*DESCRIPTION OF THE TASK:*
Quote all entries exactly, leaving pictures aside.

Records

++++++++

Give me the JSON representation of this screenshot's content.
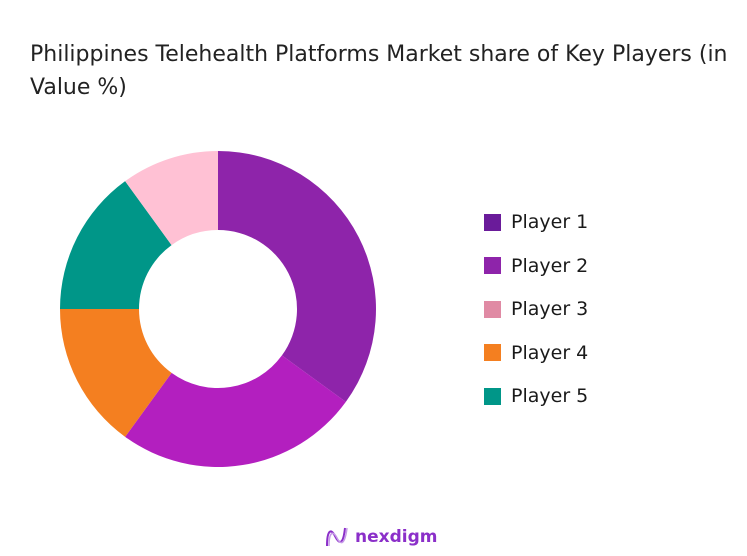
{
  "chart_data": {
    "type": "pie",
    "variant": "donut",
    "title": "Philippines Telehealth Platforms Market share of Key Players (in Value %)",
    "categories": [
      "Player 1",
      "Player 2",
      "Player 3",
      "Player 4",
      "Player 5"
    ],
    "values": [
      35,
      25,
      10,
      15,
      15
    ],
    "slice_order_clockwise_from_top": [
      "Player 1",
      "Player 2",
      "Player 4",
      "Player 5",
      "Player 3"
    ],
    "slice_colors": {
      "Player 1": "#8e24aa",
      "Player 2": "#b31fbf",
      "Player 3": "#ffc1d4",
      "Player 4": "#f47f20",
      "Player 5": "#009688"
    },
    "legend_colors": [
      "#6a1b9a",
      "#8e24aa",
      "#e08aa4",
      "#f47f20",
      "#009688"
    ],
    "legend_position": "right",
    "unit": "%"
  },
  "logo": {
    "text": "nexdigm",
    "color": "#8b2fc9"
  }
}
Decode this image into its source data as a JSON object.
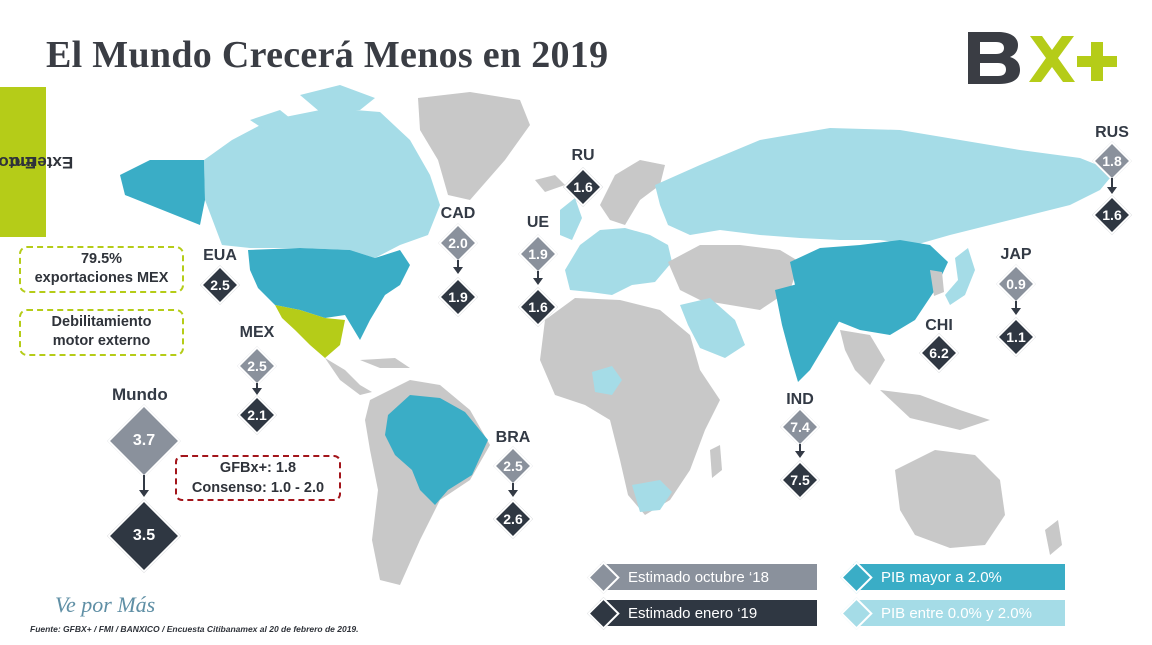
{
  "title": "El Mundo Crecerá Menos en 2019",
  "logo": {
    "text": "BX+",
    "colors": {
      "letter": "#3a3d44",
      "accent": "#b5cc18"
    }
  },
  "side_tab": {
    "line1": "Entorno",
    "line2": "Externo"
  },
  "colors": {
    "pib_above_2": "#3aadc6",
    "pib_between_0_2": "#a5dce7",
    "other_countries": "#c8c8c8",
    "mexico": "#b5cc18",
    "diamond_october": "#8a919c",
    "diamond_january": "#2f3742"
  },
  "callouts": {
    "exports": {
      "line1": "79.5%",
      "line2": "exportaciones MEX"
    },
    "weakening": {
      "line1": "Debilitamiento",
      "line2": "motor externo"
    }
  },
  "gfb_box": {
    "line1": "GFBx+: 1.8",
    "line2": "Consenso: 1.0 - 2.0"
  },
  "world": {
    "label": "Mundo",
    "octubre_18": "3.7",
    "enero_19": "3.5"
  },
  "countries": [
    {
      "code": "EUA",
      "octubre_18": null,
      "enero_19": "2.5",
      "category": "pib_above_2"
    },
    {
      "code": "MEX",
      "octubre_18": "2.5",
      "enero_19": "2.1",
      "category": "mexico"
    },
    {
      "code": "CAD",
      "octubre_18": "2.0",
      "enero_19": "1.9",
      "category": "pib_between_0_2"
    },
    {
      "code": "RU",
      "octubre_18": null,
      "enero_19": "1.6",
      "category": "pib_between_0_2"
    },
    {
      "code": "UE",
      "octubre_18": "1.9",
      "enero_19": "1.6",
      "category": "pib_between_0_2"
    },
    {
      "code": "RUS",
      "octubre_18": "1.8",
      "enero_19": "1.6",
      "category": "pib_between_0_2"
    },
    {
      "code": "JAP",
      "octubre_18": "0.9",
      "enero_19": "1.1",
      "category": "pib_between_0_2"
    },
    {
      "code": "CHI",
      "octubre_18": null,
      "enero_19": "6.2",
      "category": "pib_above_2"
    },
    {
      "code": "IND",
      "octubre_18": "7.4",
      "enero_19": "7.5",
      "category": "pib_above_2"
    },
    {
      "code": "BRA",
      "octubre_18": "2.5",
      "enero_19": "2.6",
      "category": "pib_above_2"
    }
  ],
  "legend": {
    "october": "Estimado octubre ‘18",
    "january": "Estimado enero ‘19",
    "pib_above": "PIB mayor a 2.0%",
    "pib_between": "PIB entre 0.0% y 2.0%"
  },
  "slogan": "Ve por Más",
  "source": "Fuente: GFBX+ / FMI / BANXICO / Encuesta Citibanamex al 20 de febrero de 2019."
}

++++++++

*EXPECTED ANSWER:*
Give me the JSON representation of this screenshot's content.
{
  "chart_data": {
    "type": "pie",
    "variant": "donut",
    "title": "Philippines Telehealth Platforms Market share of Key Players (in Value %)",
    "categories": [
      "Player 1",
      "Player 2",
      "Player 3",
      "Player 4",
      "Player 5"
    ],
    "values": [
      35,
      25,
      10,
      15,
      15
    ],
    "slice_order_clockwise_from_top": [
      "Player 1",
      "Player 2",
      "Player 4",
      "Player 5",
      "Player 3"
    ],
    "slice_colors": {
      "Player 1": "#8e24aa",
      "Player 2": "#b31fbf",
      "Player 3": "#ffc1d4",
      "Player 4": "#f47f20",
      "Player 5": "#009688"
    },
    "legend_colors": [
      "#6a1b9a",
      "#8e24aa",
      "#e08aa4",
      "#f47f20",
      "#009688"
    ],
    "legend_position": "right",
    "unit": "%"
  },
  "logo": {
    "text": "nexdigm",
    "color": "#8b2fc9"
  }
}
Decode this image into its source data as a JSON object.
{
  "title": "El Mundo Crecerá Menos en 2019",
  "logo": {
    "text": "BX+",
    "colors": {
      "letter": "#3a3d44",
      "accent": "#b5cc18"
    }
  },
  "side_tab": {
    "line1": "Entorno",
    "line2": "Externo"
  },
  "colors": {
    "pib_above_2": "#3aadc6",
    "pib_between_0_2": "#a5dce7",
    "other_countries": "#c8c8c8",
    "mexico": "#b5cc18",
    "diamond_october": "#8a919c",
    "diamond_january": "#2f3742"
  },
  "callouts": {
    "exports": {
      "line1": "79.5%",
      "line2": "exportaciones MEX"
    },
    "weakening": {
      "line1": "Debilitamiento",
      "line2": "motor externo"
    }
  },
  "gfb_box": {
    "line1": "GFBx+: 1.8",
    "line2": "Consenso: 1.0 - 2.0"
  },
  "world": {
    "label": "Mundo",
    "octubre_18": "3.7",
    "enero_19": "3.5"
  },
  "countries": [
    {
      "code": "EUA",
      "octubre_18": null,
      "enero_19": "2.5",
      "category": "pib_above_2"
    },
    {
      "code": "MEX",
      "octubre_18": "2.5",
      "enero_19": "2.1",
      "category": "mexico"
    },
    {
      "code": "CAD",
      "octubre_18": "2.0",
      "enero_19": "1.9",
      "category": "pib_between_0_2"
    },
    {
      "code": "RU",
      "octubre_18": null,
      "enero_19": "1.6",
      "category": "pib_between_0_2"
    },
    {
      "code": "UE",
      "octubre_18": "1.9",
      "enero_19": "1.6",
      "category": "pib_between_0_2"
    },
    {
      "code": "RUS",
      "octubre_18": "1.8",
      "enero_19": "1.6",
      "category": "pib_between_0_2"
    },
    {
      "code": "JAP",
      "octubre_18": "0.9",
      "enero_19": "1.1",
      "category": "pib_between_0_2"
    },
    {
      "code": "CHI",
      "octubre_18": null,
      "enero_19": "6.2",
      "category": "pib_above_2"
    },
    {
      "code": "IND",
      "octubre_18": "7.4",
      "enero_19": "7.5",
      "category": "pib_above_2"
    },
    {
      "code": "BRA",
      "octubre_18": "2.5",
      "enero_19": "2.6",
      "category": "pib_above_2"
    }
  ],
  "legend": {
    "october": "Estimado octubre ‘18",
    "january": "Estimado enero ‘19",
    "pib_above": "PIB mayor a 2.0%",
    "pib_between": "PIB entre 0.0% y 2.0%"
  },
  "slogan": "Ve por Más",
  "source": "Fuente: GFBX+ / FMI / BANXICO / Encuesta Citibanamex al 20 de febrero de 2019."
}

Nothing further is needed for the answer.